**EXERCISE**
Copy out each line that mentions the word "Parents".

begin RECORDS TO PROCESS

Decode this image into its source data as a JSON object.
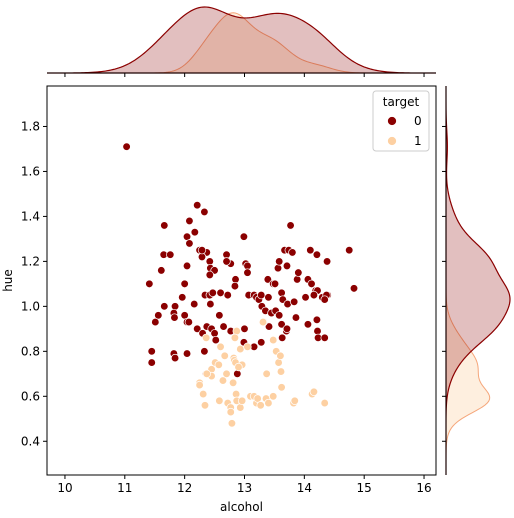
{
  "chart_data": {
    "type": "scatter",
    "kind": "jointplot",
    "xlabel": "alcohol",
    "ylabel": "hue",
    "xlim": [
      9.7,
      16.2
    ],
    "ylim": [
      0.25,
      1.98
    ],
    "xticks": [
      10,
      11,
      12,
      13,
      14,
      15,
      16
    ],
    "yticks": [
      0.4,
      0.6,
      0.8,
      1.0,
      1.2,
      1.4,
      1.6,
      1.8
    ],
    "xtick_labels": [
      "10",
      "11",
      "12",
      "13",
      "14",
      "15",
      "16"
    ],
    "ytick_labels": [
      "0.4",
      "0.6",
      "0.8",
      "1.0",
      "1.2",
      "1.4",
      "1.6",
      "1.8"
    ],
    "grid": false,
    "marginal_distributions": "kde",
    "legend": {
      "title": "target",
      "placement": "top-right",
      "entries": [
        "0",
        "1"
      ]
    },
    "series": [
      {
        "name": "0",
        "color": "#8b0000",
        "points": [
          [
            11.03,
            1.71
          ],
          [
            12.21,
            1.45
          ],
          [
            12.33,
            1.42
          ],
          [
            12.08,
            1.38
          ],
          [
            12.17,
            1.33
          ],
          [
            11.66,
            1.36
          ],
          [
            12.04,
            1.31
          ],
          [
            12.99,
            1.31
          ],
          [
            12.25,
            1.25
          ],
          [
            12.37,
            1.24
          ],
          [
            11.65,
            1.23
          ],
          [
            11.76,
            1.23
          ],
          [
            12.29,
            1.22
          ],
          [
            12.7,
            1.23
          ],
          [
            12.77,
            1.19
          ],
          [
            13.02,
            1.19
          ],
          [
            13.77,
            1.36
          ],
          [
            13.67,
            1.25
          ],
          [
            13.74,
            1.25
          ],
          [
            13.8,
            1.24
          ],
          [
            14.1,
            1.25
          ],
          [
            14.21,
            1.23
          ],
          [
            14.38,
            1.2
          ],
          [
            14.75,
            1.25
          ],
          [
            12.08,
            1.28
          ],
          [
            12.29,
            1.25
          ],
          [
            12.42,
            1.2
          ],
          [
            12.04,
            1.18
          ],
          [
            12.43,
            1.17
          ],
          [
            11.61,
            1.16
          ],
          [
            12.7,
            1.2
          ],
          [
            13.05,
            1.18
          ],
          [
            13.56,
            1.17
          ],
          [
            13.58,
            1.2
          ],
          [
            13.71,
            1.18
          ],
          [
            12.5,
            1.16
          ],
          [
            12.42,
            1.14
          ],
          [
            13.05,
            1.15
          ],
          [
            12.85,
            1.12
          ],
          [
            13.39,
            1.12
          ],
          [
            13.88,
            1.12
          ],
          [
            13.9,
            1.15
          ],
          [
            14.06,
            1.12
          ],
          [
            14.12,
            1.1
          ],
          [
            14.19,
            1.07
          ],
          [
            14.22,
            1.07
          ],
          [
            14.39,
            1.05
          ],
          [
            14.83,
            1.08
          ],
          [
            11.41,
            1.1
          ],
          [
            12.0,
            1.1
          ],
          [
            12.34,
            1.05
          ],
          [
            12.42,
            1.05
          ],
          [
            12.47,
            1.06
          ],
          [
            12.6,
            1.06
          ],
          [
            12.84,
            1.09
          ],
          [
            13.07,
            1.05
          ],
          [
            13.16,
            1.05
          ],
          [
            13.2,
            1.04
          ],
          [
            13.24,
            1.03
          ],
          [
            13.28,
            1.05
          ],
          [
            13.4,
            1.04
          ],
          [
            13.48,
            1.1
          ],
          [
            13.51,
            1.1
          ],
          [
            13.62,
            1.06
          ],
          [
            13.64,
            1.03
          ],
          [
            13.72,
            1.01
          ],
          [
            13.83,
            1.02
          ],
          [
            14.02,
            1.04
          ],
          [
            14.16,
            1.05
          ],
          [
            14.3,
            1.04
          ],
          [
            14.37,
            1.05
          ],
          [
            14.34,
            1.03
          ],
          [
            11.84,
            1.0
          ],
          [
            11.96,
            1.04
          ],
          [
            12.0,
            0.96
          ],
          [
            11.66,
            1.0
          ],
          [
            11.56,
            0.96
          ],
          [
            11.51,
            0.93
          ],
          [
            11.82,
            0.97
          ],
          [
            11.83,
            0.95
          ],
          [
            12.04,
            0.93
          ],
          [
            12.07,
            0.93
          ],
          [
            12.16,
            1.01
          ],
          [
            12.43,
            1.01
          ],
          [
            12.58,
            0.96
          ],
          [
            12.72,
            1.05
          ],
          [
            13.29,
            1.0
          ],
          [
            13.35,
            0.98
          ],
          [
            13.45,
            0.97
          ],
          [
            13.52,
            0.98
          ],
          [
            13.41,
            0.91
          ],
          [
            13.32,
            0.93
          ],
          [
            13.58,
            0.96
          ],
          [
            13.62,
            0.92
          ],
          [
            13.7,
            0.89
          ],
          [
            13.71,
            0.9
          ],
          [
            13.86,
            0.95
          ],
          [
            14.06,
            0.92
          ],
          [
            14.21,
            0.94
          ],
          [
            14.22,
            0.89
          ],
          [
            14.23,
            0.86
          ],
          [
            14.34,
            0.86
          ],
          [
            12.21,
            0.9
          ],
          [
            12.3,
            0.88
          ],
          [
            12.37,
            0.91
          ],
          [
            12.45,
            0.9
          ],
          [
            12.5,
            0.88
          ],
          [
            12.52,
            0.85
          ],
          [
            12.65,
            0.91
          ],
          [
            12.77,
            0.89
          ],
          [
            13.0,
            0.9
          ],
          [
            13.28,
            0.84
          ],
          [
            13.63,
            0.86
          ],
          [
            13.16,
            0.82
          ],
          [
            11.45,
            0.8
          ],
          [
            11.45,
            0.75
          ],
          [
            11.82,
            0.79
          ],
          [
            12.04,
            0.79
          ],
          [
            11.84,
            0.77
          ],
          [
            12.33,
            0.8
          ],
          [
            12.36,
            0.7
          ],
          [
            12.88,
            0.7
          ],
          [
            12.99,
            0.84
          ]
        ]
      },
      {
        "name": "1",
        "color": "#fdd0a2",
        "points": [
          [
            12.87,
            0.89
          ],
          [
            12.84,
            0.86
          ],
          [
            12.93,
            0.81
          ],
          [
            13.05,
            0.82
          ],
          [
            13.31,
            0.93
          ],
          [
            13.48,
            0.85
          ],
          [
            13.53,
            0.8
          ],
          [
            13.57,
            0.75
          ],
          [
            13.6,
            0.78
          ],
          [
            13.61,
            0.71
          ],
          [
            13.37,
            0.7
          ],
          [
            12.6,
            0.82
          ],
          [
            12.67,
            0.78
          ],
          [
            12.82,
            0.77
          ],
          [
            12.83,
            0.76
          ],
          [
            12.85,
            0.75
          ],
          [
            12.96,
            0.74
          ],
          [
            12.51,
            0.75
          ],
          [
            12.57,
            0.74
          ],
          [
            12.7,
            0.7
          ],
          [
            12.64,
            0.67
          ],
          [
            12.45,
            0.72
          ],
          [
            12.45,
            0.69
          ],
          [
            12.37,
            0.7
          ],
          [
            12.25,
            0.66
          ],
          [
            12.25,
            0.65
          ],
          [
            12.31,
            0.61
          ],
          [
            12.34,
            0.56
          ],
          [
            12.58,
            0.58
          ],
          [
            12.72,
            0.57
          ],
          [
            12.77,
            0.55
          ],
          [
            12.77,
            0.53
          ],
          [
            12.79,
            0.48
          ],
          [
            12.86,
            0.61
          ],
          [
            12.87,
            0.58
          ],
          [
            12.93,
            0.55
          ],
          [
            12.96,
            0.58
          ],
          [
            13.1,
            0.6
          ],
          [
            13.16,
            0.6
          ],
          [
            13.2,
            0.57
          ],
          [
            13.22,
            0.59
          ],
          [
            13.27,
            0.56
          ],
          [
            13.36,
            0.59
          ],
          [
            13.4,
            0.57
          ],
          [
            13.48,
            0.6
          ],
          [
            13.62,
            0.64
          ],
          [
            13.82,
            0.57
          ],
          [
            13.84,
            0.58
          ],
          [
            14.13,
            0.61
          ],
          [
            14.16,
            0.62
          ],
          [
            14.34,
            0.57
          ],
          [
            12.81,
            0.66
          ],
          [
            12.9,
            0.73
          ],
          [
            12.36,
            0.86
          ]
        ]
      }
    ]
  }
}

end RECORDS TO PROCESS
begin RECORDS TO PROCESS

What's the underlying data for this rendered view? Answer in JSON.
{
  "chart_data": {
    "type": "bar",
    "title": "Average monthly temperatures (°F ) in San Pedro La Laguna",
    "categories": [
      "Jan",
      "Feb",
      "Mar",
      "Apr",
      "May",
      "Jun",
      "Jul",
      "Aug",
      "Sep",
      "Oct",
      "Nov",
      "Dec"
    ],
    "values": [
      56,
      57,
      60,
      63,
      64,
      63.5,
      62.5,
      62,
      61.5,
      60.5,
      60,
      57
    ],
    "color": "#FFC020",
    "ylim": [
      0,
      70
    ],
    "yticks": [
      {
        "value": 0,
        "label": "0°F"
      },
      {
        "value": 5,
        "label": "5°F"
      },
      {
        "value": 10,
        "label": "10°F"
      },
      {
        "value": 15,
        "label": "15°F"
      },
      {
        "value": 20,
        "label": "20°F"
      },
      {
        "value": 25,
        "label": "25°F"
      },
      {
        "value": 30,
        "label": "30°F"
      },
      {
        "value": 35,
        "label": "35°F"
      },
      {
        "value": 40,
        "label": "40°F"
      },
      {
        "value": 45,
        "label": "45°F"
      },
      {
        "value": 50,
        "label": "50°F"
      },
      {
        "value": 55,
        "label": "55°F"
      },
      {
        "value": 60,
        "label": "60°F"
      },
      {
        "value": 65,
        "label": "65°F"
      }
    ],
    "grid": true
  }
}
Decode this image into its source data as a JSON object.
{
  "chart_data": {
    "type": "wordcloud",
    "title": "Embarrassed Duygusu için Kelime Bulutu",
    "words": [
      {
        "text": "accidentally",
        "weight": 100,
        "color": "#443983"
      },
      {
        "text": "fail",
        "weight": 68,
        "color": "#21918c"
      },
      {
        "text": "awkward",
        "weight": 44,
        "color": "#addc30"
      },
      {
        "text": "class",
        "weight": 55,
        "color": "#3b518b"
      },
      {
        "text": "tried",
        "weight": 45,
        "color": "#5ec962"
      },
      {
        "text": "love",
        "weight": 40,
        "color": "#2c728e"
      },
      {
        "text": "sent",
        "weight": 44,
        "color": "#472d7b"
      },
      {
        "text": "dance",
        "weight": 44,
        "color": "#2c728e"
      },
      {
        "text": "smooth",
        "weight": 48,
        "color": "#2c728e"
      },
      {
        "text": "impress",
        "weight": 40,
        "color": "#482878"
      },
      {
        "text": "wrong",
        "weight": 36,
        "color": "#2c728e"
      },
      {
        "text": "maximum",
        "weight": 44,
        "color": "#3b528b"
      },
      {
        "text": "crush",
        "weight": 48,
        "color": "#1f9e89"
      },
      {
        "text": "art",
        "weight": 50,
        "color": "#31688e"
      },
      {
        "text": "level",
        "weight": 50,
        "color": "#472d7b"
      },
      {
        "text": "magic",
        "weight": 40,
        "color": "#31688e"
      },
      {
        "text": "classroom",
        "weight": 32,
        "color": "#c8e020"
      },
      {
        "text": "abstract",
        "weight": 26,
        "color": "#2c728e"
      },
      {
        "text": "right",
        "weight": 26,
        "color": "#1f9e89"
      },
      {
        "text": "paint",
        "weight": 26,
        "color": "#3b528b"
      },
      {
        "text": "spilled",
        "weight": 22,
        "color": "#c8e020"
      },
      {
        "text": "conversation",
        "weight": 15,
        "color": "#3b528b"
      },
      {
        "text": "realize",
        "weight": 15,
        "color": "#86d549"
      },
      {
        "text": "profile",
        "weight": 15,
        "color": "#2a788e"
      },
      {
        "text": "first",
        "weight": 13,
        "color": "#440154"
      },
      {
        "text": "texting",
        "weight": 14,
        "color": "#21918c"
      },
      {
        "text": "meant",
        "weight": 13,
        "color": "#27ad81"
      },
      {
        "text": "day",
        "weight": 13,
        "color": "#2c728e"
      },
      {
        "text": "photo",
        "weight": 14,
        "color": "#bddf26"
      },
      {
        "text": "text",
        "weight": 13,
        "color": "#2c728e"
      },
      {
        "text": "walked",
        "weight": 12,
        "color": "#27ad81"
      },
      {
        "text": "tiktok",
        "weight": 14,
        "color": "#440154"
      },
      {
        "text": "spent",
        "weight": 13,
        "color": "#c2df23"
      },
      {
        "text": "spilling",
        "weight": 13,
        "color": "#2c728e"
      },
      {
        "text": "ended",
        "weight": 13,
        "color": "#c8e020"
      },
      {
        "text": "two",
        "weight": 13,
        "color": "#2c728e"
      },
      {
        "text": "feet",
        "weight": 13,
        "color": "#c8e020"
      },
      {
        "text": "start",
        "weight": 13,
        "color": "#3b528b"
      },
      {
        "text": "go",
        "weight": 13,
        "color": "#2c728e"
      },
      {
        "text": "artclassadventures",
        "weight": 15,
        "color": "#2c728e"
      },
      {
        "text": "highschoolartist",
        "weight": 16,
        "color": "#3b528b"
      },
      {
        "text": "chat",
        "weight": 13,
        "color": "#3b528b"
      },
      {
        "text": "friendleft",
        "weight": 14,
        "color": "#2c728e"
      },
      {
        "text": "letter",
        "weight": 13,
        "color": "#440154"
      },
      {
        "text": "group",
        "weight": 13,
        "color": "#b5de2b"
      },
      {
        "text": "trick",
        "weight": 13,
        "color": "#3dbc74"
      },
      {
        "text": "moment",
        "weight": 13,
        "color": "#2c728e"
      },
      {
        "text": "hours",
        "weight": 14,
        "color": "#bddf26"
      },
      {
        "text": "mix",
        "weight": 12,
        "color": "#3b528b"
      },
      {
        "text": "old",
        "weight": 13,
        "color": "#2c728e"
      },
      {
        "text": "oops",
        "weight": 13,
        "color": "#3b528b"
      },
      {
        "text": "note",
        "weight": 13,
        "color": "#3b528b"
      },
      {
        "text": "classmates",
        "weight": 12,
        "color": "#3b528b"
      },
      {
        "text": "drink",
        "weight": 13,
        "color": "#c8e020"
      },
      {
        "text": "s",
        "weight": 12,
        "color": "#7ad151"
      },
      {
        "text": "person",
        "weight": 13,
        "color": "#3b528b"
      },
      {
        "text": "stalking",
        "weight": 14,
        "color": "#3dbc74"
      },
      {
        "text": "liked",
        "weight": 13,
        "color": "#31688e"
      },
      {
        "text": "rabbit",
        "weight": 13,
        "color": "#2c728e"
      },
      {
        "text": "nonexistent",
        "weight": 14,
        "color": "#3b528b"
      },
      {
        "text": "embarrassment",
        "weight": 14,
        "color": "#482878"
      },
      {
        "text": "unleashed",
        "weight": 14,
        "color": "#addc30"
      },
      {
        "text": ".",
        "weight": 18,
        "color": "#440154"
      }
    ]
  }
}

end RECORDS TO PROCESS
begin RECORDS TO PROCESS

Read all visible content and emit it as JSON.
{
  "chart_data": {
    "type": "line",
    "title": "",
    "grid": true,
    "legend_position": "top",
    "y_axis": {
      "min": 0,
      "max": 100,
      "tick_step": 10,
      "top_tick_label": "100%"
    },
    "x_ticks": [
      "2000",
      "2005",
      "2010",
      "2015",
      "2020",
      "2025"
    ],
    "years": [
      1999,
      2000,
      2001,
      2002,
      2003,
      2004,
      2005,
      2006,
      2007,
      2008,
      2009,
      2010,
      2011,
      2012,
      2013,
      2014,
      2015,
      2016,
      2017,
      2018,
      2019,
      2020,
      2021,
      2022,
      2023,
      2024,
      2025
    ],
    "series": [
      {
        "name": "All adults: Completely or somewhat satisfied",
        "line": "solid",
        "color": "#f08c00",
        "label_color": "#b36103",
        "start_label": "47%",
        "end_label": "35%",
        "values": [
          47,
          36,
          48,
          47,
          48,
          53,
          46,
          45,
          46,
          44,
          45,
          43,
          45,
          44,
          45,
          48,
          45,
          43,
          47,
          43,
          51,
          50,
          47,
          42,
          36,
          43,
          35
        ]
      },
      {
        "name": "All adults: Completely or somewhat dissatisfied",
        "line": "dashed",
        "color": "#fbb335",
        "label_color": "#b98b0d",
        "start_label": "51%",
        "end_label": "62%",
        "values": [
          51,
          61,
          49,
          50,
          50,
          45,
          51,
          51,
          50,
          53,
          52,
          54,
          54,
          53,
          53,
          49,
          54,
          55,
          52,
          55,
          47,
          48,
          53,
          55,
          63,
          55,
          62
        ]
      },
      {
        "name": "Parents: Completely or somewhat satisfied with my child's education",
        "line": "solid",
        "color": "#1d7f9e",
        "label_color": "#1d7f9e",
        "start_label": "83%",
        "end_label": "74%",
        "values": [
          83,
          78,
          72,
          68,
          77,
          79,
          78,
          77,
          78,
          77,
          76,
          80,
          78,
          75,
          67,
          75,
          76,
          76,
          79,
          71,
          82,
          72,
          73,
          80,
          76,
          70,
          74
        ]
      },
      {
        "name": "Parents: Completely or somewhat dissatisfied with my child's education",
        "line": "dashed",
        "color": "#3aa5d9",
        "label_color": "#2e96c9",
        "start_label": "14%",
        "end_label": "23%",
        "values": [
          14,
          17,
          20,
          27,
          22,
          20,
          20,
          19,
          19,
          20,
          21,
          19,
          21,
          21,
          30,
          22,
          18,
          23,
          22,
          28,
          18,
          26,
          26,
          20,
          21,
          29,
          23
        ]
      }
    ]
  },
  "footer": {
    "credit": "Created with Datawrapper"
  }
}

end RECORDS TO PROCESS

**TASK OUTPUT**
        "name": "Parents: Completely or somewhat satisfied with my child's education",
        "name": "Parents: Completely or somewhat dissatisfied with my child's education",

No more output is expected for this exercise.